Each record is to be transcribed exactly.
------ Listed entries
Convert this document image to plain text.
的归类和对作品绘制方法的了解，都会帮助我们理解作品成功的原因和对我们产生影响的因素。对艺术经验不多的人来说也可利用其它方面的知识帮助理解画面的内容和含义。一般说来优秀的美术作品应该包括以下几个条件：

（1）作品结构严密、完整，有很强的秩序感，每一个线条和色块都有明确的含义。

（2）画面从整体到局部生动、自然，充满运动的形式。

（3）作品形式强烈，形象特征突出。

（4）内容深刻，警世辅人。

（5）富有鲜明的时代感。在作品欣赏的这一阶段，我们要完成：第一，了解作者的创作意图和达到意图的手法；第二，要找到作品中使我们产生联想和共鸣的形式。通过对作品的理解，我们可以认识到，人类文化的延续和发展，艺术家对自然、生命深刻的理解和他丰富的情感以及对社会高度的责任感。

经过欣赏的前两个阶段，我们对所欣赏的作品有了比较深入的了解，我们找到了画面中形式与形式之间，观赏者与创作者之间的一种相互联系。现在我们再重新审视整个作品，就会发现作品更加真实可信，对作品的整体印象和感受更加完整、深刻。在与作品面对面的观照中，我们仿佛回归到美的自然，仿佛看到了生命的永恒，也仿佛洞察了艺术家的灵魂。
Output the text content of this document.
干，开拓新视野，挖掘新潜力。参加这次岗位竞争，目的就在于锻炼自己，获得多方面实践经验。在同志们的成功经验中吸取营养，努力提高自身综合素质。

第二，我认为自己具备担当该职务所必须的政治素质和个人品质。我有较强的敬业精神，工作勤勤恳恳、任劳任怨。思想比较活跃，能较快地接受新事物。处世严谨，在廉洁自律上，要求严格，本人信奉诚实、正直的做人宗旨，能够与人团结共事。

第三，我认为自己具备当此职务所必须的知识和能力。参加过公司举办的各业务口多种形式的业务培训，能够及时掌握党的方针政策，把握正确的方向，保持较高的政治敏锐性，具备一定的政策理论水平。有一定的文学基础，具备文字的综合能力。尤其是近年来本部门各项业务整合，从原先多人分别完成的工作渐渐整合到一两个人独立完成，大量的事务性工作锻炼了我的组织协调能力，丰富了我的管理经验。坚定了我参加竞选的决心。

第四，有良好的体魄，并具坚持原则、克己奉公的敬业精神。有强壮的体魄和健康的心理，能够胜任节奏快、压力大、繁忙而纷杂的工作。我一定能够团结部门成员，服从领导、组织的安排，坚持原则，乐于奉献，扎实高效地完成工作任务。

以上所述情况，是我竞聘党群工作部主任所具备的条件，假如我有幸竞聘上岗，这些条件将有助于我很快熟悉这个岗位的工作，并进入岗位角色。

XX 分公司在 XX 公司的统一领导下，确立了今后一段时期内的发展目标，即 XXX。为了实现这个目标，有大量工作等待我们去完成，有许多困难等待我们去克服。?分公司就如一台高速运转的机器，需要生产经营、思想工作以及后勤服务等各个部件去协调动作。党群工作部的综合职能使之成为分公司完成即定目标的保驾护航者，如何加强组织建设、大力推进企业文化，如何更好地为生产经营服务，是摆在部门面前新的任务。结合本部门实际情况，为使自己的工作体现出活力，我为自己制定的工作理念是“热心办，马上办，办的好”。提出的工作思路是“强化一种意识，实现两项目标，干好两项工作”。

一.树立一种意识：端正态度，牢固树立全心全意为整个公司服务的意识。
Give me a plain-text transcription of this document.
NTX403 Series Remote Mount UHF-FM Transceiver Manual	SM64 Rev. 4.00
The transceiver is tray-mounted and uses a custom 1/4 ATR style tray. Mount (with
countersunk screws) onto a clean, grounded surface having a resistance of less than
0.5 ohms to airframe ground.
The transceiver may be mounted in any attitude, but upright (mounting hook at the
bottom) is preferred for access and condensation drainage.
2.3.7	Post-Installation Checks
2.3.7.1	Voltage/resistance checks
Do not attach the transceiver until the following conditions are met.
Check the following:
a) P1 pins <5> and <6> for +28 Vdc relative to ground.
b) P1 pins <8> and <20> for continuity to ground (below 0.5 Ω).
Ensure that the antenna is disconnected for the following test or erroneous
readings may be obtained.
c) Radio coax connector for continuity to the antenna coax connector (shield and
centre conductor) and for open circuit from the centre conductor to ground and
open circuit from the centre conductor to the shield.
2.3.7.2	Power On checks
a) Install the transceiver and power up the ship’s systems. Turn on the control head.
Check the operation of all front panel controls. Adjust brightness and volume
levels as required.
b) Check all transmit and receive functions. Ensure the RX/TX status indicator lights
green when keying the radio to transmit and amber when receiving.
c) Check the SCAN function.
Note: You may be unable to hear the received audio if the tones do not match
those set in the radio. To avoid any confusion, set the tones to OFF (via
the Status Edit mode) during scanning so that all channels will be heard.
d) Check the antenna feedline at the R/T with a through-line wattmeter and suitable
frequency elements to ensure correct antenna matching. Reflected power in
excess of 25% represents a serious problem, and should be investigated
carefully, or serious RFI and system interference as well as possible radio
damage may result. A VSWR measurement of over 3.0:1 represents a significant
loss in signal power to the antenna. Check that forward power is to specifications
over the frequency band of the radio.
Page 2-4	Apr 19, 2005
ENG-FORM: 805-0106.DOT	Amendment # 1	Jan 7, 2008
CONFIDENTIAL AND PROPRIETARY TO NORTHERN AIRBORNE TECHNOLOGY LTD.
------------
• **Correct response**:
Convert this document image to plain text.
的归类和对作品绘制方法的了解，都会帮助我们理解作品成功的原因和对我们产生影响的因素。对艺术经验不多的人来说也可利用其它方面的知识帮助理解画面的内容和含义。一般说来优秀的美术作品应该包括以下几个条件：

（1）作品结构严密、完整，有很强的秩序感，每一个线条和色块都有明确的含义。

（2）画面从整体到局部生动、自然，充满运动的形式。

（3）作品形式强烈，形象特征突出。

（4）内容深刻，警世辅人。

（5）富有鲜明的时代感。在作品欣赏的这一阶段，我们要完成：第一，了解作者的创作意图和达到意图的手法；第二，要找到作品中使我们产生联想和共鸣的形式。通过对作品的理解，我们可以认识到，人类文化的延续和发展，艺术家对自然、生命深刻的理解和他丰富的情感以及对社会高度的责任感。

经过欣赏的前两个阶段，我们对所欣赏的作品有了比较深入的了解，我们找到了画面中形式与形式之间，观赏者与创作者之间的一种相互联系。现在我们再重新审视整个作品，就会发现作品更加真实可信，对作品的整体印象和感受更加完整、深刻。在与作品面对面的观照中，我们仿佛回归到美的自然，仿佛看到了生命的永恒，也仿佛洞察了艺术家的灵魂。
Output the text content of this document.
干，开拓新视野，挖掘新潜力。参加这次岗位竞争，目的就在于锻炼自己，获得多方面实践经验。在同志们的成功经验中吸取营养，努力提高自身综合素质。

第二，我认为自己具备担当该职务所必须的政治素质和个人品质。我有较强的敬业精神，工作勤勤恳恳、任劳任怨。思想比较活跃，能较快地接受新事物。处世严谨，在廉洁自律上，要求严格，本人信奉诚实、正直的做人宗旨，能够与人团结共事。

第三，我认为自己具备当此职务所必须的知识和能力。参加过公司举办的各业务口多种形式的业务培训，能够及时掌握党的方针政策，把握正确的方向，保持较高的政治敏锐性，具备一定的政策理论水平。有一定的文学基础，具备文字的综合能力。尤其是近年来本部门各项业务整合，从原先多人分别完成的工作渐渐整合到一两个人独立完成，大量的事务性工作锻炼了我的组织协调能力，丰富了我的管理经验。坚定了我参加竞选的决心。

第四，有良好的体魄，并具坚持原则、克己奉公的敬业精神。有强壮的体魄和健康的心理，能够胜任节奏快、压力大、繁忙而纷杂的工作。我一定能够团结部门成员，服从领导、组织的安排，坚持原则，乐于奉献，扎实高效地完成工作任务。

以上所述情况，是我竞聘党群工作部主任所具备的条件，假如我有幸竞聘上岗，这些条件将有助于我很快熟悉这个岗位的工作，并进入岗位角色。

XX 分公司在 XX 公司的统一领导下，确立了今后一段时期内的发展目标，即 XXX。为了实现这个目标，有大量工作等待我们去完成，有许多困难等待我们去克服。?分公司就如一台高速运转的机器，需要生产经营、思想工作以及后勤服务等各个部件去协调动作。党群工作部的综合职能使之成为分公司完成即定目标的保驾护航者，如何加强组织建设、大力推进企业文化，如何更好地为生产经营服务，是摆在部门面前新的任务。结合本部门实际情况，为使自己的工作体现出活力，我为自己制定的工作理念是“热心办，马上办，办的好”。提出的工作思路是“强化一种意识，实现两项目标，干好两项工作”。

一.树立一种意识：端正态度，牢固树立全心全意为整个公司服务的意识。
Give me a plain-text transcription of this document.
NTX403 Series Remote Mount UHF-FM Transceiver Manual	SM64 Rev. 4.00
The transceiver is tray-mounted and uses a custom 1/4 ATR style tray. Mount (with
countersunk screws) onto a clean, grounded surface having a resistance of less than
0.5 ohms to airframe ground.
The transceiver may be mounted in any attitude, but upright (mounting hook at the
bottom) is preferred for access and condensation drainage.
2.3.7	Post-Installation Checks
2.3.7.1	Voltage/resistance checks
Do not attach the transceiver until the following conditions are met.
Check the following:
a) P1 pins <5> and <6> for +28 Vdc relative to ground.
b) P1 pins <8> and <20> for continuity to ground (below 0.5 Ω).
Ensure that the antenna is disconnected for the following test or erroneous
readings may be obtained.
c) Radio coax connector for continuity to the antenna coax connector (shield and
centre conductor) and for open circuit from the centre conductor to ground and
open circuit from the centre conductor to the shield.
2.3.7.2	Power On checks
a) Install the transceiver and power up the ship’s systems. Turn on the control head.
Check the operation of all front panel controls. Adjust brightness and volume
levels as required.
b) Check all transmit and receive functions. Ensure the RX/TX status indicator lights
green when keying the radio to transmit and amber when receiving.
c) Check the SCAN function.
Note: You may be unable to hear the received audio if the tones do not match
those set in the radio. To avoid any confusion, set the tones to OFF (via
the Status Edit mode) during scanning so that all channels will be heard.
d) Check the antenna feedline at the R/T with a through-line wattmeter and suitable
frequency elements to ensure correct antenna matching. Reflected power in
excess of 25% represents a serious problem, and should be investigated
carefully, or serious RFI and system interference as well as possible radio
damage may result. A VSWR measurement of over 3.0:1 represents a significant
loss in signal power to the antenna. Check that forward power is to specifications
over the frequency band of the radio.
Page 2-4	Apr 19, 2005
ENG-FORM: 805-0106.DOT	Amendment # 1	Jan 7, 2008
CONFIDENTIAL AND PROPRIETARY TO NORTHERN AIRBORNE TECHNOLOGY LTD.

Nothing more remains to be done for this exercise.